LISTED RECORDS below:
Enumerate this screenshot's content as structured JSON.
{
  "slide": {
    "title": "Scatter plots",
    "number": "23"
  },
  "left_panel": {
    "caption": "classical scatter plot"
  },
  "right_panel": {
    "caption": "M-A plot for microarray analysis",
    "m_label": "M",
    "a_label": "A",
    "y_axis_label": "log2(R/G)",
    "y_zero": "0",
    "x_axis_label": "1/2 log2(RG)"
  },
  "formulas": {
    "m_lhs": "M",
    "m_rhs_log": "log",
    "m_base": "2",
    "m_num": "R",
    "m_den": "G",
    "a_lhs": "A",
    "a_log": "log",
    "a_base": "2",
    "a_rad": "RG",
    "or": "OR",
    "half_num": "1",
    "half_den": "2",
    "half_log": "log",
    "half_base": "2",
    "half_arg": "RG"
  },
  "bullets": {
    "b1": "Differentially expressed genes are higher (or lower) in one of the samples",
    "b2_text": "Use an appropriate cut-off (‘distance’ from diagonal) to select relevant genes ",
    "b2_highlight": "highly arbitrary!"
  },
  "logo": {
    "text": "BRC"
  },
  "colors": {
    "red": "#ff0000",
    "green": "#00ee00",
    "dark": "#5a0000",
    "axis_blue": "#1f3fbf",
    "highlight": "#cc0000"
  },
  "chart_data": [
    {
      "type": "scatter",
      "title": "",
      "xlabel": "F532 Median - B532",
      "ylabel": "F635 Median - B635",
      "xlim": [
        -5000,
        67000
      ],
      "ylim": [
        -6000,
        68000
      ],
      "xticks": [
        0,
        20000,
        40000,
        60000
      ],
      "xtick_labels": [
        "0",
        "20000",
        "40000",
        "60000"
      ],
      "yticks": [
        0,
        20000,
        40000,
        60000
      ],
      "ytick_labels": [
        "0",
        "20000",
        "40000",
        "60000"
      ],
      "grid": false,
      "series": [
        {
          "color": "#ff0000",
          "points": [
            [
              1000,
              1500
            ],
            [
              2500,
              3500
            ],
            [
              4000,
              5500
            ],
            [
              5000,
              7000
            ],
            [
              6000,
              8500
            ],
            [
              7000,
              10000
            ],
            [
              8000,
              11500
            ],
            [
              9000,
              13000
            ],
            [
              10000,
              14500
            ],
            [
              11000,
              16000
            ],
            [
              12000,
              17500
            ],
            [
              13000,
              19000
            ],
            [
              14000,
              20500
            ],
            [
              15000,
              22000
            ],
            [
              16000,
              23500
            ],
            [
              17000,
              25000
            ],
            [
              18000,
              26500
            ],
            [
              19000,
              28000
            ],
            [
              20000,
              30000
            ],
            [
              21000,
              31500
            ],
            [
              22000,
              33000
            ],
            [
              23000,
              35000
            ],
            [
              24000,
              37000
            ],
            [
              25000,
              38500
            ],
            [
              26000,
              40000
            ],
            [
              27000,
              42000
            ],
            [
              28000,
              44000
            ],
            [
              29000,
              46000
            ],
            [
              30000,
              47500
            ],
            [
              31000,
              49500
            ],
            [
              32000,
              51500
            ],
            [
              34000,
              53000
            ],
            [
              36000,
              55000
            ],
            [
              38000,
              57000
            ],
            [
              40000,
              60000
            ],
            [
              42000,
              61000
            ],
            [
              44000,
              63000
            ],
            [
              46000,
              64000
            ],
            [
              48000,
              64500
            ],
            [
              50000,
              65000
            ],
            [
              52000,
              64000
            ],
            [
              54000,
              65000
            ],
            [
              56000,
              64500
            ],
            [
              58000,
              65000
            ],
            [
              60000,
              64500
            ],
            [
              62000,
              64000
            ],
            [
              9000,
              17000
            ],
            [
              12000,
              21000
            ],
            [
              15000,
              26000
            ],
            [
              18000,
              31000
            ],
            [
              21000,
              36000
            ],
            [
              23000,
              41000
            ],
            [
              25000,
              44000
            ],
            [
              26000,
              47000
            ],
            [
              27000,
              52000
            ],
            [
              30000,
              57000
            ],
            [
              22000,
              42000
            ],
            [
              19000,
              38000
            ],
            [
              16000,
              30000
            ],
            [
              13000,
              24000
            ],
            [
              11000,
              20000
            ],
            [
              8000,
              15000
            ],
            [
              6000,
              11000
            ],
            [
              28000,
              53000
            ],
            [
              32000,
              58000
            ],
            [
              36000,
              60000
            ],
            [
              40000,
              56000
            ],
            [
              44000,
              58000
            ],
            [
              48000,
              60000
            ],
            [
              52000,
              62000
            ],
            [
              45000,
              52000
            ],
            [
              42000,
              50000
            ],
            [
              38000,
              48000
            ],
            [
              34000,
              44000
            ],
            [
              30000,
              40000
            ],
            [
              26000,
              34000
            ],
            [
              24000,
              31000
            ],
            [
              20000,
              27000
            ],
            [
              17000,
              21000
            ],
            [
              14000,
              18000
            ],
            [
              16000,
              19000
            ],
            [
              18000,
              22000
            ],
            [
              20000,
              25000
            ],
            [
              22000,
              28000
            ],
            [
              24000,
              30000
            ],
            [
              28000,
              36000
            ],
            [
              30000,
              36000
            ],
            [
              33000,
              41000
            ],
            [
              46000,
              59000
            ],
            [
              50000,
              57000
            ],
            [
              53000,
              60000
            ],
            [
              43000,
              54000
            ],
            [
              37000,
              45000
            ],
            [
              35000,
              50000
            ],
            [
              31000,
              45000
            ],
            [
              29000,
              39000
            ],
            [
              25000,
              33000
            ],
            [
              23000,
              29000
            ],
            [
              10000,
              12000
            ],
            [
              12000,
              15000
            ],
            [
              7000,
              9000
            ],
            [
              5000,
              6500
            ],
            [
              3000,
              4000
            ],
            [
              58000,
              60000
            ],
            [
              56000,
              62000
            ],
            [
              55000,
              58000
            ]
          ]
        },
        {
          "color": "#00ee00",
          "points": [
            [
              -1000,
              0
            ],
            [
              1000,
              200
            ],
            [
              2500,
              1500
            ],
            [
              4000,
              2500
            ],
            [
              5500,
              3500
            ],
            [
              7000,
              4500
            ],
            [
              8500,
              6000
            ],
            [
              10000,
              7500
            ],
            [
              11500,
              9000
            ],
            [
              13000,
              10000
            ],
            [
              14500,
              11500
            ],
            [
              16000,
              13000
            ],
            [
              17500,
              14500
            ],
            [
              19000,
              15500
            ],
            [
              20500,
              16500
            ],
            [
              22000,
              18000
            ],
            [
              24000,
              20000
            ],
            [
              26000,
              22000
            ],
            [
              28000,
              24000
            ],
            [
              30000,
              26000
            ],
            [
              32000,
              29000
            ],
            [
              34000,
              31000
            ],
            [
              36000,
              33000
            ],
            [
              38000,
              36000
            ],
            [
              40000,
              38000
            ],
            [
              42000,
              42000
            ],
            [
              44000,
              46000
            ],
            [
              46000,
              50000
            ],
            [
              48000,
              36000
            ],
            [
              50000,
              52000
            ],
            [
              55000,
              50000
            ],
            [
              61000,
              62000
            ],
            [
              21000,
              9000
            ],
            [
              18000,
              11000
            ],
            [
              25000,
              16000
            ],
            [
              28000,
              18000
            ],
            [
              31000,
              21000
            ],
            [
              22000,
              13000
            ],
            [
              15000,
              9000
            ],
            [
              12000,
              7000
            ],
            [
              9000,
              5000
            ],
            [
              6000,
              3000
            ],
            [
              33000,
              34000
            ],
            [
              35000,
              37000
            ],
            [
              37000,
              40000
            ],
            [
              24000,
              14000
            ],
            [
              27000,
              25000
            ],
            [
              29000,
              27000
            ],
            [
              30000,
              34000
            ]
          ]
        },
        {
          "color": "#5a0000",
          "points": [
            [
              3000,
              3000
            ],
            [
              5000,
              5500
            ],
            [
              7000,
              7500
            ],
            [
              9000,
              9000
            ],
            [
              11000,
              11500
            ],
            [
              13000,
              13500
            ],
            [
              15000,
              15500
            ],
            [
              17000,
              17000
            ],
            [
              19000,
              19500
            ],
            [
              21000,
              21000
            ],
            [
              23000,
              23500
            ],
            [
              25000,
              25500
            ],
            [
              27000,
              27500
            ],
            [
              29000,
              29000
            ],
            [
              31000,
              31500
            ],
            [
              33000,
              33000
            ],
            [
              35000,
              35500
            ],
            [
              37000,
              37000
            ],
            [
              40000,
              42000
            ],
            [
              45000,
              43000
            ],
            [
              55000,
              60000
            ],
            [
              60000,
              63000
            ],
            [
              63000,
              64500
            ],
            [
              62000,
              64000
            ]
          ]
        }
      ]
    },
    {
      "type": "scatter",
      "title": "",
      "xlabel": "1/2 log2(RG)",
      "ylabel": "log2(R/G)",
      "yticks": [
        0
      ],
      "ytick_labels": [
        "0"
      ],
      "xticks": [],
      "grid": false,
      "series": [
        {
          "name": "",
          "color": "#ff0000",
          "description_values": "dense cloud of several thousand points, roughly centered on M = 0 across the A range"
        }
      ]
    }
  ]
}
End of LISTED RECORDS.
WHAT THE TASK ASKS: Some lines in the data above hold the string "Median". Find and copy each of them.

EXERCISE RESPONSE:
      "xlabel": "F532 Median - B532",
      "ylabel": "F635 Median - B635",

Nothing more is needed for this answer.